— start —
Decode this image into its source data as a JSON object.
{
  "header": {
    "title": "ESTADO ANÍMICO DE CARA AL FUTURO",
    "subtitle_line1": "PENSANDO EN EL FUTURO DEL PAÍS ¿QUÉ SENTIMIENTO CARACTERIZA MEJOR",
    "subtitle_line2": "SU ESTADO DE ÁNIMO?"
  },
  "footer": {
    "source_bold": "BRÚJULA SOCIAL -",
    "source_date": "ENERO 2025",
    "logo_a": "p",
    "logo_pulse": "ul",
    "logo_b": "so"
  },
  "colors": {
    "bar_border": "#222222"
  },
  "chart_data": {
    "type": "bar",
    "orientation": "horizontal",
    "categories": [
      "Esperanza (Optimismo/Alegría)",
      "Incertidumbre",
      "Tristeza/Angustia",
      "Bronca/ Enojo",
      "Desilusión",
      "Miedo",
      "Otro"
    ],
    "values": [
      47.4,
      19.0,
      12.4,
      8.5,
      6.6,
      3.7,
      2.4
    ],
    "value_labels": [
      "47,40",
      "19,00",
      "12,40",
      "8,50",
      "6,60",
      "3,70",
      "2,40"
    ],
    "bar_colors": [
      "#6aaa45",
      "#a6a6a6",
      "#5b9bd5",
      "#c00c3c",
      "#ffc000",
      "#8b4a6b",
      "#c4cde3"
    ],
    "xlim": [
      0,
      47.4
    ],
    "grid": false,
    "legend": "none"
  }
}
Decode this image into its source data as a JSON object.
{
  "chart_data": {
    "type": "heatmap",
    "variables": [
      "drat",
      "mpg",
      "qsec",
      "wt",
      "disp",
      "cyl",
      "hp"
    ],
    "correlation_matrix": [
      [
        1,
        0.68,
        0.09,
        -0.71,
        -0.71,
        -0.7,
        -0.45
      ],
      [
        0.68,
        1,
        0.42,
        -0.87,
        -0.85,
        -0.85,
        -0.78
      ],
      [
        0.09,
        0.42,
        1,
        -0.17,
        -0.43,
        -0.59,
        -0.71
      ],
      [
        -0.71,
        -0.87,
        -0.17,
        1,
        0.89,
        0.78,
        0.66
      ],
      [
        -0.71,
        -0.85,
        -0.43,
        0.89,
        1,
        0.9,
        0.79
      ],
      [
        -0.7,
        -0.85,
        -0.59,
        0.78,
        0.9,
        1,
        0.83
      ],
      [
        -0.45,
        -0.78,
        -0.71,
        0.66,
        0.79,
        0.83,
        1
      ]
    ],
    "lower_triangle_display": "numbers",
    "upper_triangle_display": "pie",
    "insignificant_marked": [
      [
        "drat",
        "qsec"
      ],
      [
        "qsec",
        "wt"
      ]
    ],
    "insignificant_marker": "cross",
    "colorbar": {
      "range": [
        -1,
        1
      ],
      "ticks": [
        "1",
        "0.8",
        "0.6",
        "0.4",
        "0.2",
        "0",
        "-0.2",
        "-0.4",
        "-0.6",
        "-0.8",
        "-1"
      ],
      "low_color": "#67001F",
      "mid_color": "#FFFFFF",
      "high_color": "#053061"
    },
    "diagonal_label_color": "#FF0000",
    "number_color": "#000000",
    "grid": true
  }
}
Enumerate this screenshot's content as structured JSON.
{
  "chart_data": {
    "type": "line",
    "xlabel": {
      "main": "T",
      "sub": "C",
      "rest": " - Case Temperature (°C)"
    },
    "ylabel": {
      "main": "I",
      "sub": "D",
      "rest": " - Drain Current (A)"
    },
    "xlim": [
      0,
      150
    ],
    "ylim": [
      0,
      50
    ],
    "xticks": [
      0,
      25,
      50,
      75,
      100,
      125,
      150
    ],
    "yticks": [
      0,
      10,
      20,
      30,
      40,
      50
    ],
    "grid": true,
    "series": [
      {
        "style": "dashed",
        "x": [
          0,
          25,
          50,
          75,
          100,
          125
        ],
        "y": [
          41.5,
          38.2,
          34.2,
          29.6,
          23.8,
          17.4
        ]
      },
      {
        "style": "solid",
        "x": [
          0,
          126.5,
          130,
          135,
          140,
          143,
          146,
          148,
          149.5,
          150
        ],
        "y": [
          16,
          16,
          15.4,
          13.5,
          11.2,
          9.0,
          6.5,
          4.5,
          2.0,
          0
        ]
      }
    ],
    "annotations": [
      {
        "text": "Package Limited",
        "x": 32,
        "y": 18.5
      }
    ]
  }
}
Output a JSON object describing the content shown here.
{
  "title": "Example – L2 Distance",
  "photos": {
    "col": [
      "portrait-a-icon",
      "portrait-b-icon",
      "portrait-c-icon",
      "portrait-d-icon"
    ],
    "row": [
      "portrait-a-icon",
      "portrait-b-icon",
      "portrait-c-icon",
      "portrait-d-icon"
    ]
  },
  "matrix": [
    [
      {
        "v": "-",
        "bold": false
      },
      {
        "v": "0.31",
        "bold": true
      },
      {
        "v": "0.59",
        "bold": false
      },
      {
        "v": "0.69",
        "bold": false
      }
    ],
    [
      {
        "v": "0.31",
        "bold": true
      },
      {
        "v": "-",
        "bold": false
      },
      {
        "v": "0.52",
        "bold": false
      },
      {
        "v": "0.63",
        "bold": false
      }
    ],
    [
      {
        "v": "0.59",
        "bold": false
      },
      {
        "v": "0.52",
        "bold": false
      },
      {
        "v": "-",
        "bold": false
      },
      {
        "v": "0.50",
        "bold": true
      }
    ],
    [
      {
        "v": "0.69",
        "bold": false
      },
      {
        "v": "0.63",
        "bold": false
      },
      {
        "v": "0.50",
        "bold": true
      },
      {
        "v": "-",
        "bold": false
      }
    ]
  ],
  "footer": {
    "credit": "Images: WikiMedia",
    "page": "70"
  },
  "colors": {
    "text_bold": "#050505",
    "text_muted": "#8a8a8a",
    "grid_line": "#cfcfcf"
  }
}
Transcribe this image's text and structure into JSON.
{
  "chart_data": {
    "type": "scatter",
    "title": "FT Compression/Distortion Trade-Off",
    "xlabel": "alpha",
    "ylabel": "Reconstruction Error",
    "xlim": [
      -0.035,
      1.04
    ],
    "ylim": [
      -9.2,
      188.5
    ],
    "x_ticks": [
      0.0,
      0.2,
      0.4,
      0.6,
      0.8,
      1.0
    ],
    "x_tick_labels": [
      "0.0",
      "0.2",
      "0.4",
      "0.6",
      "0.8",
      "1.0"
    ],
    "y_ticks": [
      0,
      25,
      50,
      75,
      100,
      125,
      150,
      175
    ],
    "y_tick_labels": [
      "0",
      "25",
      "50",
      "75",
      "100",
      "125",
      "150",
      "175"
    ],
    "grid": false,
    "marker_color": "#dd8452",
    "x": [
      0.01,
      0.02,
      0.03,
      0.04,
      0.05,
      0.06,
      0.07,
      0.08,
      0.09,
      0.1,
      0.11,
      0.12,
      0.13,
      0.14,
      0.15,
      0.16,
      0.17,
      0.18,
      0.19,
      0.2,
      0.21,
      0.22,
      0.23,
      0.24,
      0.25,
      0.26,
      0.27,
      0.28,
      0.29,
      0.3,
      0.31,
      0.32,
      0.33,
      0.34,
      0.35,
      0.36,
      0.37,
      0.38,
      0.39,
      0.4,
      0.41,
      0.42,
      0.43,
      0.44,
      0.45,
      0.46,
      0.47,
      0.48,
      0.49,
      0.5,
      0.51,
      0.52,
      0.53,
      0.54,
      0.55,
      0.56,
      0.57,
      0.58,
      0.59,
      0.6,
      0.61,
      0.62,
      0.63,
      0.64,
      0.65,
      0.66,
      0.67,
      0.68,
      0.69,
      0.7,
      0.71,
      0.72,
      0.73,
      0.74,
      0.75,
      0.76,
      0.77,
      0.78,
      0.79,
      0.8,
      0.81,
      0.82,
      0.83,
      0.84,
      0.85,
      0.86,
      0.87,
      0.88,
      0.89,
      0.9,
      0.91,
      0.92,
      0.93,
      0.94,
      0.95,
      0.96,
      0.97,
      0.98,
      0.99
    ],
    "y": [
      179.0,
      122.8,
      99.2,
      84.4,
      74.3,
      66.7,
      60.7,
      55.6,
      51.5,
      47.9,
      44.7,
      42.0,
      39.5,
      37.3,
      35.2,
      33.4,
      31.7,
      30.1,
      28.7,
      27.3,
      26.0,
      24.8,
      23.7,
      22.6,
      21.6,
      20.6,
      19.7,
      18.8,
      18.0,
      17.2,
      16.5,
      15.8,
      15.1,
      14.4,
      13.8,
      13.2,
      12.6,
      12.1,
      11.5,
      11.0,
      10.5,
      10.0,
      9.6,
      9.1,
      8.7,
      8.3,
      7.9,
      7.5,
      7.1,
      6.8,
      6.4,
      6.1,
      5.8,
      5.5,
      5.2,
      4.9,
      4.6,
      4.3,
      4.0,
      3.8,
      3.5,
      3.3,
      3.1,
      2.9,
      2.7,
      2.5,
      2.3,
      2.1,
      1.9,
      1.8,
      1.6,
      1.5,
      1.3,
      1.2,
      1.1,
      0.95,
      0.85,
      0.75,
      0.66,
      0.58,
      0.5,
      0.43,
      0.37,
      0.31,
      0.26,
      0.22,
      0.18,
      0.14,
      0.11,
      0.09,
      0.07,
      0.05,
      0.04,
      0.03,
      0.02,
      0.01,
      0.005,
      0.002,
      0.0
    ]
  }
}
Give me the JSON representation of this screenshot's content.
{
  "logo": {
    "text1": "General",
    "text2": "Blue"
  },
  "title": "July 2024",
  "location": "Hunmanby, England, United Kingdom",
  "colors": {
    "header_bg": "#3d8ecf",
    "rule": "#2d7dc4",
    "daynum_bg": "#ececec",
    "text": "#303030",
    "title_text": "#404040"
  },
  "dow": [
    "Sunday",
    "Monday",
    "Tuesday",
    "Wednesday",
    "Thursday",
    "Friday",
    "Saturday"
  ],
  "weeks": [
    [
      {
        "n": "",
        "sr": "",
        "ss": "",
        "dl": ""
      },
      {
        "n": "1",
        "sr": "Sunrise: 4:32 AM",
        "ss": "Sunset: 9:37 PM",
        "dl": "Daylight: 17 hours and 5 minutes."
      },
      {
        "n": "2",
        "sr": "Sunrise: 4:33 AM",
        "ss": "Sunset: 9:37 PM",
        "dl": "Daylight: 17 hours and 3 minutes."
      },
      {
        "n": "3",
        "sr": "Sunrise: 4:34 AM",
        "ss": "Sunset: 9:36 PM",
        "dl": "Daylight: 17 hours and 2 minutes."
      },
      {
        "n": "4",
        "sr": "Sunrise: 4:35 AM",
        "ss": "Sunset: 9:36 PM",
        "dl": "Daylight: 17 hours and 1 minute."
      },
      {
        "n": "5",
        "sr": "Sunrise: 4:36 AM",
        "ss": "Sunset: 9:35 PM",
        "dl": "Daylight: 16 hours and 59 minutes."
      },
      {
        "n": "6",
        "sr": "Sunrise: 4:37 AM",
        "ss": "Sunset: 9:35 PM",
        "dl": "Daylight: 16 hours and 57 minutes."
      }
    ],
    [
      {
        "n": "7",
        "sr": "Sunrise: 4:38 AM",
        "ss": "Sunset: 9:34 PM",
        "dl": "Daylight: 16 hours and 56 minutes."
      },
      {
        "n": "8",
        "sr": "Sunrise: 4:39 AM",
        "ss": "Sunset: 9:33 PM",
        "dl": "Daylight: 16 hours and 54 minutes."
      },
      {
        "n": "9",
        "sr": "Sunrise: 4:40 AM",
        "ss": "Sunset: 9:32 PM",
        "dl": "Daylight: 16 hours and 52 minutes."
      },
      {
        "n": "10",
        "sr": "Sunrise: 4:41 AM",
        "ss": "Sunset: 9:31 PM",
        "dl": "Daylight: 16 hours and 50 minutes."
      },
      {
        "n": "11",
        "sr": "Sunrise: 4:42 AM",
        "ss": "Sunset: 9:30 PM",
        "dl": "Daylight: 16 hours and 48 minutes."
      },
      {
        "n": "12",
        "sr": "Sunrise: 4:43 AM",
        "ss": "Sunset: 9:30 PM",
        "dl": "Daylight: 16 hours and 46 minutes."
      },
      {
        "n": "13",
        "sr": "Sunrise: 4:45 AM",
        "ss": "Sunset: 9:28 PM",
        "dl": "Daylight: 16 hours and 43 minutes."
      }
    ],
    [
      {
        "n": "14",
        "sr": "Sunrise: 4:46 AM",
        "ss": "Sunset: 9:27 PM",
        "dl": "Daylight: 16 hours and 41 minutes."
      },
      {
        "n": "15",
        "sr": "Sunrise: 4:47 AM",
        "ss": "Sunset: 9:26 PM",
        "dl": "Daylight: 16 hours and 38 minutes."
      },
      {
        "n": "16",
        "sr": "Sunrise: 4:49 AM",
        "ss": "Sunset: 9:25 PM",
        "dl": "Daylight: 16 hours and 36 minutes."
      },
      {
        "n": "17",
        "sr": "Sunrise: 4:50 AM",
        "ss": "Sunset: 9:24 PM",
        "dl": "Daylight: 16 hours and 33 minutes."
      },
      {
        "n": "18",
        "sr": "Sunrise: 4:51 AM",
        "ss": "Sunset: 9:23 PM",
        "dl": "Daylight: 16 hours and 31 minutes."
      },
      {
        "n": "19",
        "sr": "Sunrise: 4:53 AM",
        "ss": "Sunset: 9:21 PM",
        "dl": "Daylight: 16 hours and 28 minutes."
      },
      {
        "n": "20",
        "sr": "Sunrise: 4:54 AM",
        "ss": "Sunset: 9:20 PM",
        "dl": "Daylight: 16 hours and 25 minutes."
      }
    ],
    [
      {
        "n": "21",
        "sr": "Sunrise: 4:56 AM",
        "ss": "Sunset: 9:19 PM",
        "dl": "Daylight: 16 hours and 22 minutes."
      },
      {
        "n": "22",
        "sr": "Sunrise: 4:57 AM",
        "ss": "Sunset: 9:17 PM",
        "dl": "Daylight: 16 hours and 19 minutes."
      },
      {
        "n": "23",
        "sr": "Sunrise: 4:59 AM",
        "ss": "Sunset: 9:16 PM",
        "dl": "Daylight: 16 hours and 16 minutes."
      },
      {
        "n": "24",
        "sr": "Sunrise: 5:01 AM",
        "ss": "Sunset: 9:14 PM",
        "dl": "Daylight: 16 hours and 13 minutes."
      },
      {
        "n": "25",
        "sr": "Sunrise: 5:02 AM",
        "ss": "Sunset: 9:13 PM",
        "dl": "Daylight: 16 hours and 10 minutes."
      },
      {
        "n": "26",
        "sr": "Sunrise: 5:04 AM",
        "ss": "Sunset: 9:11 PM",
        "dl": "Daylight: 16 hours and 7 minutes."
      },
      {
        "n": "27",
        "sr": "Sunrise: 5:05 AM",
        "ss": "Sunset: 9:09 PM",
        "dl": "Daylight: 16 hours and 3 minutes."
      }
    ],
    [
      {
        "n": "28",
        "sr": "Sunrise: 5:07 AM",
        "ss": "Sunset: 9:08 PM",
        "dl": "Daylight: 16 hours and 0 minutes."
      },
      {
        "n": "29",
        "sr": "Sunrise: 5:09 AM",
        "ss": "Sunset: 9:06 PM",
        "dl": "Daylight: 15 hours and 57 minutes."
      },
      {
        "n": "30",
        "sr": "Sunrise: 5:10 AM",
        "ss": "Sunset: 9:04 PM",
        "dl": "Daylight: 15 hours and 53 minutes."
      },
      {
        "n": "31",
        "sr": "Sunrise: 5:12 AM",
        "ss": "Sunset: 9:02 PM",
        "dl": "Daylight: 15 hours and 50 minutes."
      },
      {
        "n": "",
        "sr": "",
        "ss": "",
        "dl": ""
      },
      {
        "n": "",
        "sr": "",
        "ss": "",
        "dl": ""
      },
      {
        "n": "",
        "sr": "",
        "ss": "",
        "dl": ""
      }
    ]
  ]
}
— end —
## Exercise
Only lines with "rest" are wanted here; list each of them.

## Solution for this problem
      "rest": " - Case Temperature (°C)"
      "rest": " - Drain Current (A)"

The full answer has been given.